> What is asked: In the listing below, how many lines contain the word "Jollenkreuzer"? Please respond with the number only.

————

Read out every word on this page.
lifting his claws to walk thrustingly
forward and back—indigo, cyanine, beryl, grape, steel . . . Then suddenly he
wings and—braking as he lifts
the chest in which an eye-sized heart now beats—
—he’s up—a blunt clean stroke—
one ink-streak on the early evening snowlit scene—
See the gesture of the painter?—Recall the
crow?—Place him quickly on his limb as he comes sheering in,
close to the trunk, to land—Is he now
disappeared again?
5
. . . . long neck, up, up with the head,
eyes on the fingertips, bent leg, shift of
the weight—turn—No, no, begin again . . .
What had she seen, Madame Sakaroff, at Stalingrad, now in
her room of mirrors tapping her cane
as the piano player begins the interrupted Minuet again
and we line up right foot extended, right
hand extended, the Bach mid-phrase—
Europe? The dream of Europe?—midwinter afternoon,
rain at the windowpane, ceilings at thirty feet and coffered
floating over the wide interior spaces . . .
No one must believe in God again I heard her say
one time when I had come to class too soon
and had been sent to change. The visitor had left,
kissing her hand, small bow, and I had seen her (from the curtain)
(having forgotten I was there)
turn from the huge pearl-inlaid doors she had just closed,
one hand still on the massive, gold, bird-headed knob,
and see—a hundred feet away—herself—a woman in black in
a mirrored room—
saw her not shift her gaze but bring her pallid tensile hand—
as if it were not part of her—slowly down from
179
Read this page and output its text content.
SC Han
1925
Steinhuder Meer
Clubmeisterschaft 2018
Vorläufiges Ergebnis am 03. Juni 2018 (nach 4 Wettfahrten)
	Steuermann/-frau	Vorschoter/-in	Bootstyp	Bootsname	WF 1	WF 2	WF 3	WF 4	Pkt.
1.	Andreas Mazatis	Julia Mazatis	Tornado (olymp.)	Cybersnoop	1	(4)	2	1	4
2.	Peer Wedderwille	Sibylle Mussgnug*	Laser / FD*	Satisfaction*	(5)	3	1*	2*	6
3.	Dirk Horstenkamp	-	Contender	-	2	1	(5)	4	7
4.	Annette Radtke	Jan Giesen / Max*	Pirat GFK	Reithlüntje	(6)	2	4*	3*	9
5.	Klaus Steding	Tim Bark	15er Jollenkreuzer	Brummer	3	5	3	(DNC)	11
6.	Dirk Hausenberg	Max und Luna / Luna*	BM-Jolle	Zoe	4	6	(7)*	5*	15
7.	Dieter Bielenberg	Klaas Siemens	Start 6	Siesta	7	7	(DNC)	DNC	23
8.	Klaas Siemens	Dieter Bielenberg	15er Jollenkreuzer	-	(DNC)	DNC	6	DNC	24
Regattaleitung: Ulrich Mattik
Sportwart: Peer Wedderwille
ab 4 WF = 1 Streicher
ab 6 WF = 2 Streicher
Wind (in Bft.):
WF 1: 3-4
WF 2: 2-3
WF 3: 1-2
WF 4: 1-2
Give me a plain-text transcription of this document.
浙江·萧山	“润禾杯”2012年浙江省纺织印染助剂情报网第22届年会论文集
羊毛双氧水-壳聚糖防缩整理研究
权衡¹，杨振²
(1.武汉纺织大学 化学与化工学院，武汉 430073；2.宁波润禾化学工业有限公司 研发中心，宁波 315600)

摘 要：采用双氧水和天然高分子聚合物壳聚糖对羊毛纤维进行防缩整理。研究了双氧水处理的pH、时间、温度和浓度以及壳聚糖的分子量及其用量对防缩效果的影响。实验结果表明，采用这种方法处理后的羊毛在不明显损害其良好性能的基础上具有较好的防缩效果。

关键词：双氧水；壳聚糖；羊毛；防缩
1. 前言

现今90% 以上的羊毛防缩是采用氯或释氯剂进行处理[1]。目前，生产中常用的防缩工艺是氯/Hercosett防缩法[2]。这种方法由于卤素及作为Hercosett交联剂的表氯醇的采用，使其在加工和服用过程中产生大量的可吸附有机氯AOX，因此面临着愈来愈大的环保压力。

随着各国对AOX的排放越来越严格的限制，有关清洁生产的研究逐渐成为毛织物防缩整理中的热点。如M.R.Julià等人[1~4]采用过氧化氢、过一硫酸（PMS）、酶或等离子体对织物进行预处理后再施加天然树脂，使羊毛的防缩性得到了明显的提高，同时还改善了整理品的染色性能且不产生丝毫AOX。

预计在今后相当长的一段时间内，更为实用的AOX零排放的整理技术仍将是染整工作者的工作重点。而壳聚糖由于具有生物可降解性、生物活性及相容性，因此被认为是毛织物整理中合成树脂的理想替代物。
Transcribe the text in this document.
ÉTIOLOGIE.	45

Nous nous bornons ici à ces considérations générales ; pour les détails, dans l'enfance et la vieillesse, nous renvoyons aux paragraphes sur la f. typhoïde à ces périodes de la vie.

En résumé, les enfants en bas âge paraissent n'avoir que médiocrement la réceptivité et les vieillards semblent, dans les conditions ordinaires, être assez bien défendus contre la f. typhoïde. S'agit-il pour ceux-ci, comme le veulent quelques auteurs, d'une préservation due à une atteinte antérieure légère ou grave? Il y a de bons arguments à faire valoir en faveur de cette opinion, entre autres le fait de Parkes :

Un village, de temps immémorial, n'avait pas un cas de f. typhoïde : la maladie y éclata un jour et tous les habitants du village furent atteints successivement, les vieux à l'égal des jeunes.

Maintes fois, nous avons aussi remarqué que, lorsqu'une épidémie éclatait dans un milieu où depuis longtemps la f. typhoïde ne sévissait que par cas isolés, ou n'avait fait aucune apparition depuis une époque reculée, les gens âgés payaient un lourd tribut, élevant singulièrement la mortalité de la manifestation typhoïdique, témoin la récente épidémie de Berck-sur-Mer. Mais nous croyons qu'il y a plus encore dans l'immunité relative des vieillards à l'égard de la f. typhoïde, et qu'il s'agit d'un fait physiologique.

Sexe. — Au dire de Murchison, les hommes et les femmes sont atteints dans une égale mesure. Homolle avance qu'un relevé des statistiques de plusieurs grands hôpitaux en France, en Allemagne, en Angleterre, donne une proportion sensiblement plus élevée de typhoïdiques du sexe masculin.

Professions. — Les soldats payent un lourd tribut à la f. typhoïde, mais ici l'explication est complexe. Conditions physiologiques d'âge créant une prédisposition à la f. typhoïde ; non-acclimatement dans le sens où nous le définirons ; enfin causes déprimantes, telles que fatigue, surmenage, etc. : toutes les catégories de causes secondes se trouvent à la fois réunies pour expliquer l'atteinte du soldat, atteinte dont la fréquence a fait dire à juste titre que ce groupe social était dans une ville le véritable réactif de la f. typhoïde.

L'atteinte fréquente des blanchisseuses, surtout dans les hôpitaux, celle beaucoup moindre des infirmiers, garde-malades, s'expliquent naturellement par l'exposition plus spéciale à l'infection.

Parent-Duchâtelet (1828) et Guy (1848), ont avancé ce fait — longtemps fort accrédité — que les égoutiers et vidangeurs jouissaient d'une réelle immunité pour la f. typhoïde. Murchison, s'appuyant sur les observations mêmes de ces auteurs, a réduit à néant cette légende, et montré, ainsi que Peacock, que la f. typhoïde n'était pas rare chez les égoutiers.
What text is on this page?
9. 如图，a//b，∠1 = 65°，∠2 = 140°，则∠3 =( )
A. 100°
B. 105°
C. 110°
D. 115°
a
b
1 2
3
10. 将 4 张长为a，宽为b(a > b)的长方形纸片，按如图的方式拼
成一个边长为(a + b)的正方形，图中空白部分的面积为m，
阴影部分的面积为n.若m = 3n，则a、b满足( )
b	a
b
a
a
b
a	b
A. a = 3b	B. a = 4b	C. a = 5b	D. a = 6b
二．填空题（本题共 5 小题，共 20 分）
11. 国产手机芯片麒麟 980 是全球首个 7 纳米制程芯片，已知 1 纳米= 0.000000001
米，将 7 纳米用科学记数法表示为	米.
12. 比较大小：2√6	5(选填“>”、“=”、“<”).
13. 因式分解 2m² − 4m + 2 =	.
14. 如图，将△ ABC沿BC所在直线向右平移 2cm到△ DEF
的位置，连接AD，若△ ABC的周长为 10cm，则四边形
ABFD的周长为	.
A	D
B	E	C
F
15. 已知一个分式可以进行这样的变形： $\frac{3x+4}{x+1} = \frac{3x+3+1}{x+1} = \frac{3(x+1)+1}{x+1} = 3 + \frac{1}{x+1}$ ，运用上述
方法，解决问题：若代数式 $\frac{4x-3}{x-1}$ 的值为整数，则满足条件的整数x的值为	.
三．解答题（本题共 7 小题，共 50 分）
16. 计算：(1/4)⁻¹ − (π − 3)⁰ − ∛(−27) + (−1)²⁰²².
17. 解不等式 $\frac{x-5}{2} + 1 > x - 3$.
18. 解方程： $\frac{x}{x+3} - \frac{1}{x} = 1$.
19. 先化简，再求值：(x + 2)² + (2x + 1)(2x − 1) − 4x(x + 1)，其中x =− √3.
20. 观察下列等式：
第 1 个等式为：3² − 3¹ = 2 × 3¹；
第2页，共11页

————

> Exercise solution: 2